Where a line contains the word "poprawny", copy that line in full.

**STORED RECORDS**
"""
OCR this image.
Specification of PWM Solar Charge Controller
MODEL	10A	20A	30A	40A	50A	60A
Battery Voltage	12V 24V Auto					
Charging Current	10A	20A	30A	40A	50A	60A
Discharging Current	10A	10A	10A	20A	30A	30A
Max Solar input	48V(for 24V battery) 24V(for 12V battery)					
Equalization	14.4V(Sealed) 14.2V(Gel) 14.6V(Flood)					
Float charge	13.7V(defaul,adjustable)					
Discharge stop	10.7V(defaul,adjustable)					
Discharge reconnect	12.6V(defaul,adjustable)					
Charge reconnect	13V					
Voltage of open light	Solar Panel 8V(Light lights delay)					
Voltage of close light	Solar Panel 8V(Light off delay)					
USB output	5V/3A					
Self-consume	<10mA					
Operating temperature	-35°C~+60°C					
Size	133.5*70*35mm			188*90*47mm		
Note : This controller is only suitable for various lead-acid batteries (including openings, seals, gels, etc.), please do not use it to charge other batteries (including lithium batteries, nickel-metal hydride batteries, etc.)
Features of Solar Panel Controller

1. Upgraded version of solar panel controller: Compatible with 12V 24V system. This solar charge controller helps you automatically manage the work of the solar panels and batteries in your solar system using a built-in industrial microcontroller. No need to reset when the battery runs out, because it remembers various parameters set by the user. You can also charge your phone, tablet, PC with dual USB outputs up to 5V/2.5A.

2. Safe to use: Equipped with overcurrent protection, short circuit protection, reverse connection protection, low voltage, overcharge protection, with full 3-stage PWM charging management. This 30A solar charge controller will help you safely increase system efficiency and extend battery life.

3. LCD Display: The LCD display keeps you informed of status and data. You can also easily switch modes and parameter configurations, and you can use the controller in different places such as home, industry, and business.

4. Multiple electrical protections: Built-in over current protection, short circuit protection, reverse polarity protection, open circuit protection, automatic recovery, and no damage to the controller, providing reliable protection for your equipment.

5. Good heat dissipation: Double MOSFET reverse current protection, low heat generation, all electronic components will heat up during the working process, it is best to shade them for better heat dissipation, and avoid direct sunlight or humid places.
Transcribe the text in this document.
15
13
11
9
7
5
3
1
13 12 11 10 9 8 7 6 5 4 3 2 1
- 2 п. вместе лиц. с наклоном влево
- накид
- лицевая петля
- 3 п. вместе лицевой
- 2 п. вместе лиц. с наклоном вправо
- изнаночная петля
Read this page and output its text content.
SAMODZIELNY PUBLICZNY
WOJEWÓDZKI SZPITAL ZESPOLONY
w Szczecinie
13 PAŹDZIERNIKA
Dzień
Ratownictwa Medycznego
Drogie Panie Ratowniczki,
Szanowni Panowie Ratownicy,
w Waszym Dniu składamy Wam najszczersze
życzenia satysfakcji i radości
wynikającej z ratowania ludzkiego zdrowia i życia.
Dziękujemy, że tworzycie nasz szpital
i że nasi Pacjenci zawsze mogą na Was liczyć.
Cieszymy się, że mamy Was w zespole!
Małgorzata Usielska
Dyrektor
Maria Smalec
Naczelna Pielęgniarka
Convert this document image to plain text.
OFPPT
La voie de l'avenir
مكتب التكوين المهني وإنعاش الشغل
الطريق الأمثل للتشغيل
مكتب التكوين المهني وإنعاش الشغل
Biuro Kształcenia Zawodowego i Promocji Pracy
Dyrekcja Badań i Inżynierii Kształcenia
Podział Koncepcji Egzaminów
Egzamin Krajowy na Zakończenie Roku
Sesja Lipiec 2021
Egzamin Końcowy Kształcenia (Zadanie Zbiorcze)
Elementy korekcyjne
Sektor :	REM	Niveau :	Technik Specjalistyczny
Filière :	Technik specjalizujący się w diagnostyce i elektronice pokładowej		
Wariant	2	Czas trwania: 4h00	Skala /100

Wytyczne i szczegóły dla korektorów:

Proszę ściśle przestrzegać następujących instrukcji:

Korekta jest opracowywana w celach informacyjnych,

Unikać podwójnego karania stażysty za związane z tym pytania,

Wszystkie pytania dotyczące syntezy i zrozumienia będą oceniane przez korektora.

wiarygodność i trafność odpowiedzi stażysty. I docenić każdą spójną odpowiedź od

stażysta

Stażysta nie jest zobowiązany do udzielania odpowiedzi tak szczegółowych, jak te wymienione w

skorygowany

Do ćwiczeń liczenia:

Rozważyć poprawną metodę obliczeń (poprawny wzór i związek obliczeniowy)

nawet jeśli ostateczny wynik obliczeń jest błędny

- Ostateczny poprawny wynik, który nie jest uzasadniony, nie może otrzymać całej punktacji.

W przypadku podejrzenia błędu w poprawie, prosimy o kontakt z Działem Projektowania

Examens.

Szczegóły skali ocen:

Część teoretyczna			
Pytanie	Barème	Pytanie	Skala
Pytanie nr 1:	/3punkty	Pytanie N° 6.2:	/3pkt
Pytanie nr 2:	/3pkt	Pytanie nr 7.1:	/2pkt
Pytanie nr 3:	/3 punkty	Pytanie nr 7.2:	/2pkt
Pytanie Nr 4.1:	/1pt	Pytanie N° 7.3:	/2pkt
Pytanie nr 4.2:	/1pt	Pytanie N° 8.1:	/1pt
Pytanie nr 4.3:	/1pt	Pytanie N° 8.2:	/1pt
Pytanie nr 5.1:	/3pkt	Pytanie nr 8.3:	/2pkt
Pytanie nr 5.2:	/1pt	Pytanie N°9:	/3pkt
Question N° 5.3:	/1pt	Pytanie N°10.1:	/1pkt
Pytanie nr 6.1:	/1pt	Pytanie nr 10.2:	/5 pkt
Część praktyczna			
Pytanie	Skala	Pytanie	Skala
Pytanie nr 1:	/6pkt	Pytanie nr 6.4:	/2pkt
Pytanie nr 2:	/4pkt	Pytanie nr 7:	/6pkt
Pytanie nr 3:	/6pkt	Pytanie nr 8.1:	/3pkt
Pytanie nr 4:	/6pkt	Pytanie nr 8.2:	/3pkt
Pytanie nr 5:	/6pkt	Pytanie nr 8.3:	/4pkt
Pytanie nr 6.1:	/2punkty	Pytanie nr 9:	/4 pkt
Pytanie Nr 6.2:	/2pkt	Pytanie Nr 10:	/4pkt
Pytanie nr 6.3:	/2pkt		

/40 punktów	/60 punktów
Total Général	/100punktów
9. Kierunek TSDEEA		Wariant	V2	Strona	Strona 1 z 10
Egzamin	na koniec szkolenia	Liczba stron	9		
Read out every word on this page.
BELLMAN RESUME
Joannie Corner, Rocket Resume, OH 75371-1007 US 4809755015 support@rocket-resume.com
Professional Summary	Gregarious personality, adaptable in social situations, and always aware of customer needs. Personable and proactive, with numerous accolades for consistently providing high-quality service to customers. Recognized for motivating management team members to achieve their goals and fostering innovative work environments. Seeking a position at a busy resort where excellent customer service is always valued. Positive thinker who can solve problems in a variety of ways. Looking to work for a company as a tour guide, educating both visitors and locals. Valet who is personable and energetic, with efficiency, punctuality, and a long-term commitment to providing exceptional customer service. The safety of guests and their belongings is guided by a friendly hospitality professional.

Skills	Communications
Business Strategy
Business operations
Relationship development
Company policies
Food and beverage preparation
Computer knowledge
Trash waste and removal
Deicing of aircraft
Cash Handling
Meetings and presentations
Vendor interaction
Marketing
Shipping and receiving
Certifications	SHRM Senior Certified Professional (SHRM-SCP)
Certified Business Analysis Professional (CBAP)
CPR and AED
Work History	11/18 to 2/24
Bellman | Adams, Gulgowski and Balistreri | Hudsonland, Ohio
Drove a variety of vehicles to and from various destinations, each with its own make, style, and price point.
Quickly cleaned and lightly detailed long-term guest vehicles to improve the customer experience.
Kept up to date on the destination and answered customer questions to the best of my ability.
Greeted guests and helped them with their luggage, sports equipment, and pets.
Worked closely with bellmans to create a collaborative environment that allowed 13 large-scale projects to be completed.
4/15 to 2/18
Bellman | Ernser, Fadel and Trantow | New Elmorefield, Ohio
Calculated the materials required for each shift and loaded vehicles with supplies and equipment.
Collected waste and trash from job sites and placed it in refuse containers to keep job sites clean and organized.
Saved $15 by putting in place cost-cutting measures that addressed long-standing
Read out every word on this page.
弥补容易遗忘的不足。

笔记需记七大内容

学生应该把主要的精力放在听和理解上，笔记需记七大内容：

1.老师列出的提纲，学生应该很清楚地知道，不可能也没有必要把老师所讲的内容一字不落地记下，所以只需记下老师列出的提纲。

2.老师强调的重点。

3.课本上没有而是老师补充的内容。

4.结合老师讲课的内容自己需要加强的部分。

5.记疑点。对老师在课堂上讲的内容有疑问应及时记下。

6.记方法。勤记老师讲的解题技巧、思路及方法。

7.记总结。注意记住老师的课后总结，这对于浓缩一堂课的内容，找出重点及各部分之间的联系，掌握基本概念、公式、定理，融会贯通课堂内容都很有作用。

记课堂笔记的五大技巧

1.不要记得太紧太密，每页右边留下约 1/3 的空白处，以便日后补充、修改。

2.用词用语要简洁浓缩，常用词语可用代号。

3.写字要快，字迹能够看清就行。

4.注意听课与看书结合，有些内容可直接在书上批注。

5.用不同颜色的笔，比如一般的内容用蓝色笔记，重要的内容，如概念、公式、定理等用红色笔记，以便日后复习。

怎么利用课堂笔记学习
"""
**THE RESPONSE**
Rozważyć poprawną metodę obliczeń (poprawny wzór i związek obliczeniowy)
- Ostateczny poprawny wynik, który nie jest uzasadniony, nie może otrzymać całej punktacji.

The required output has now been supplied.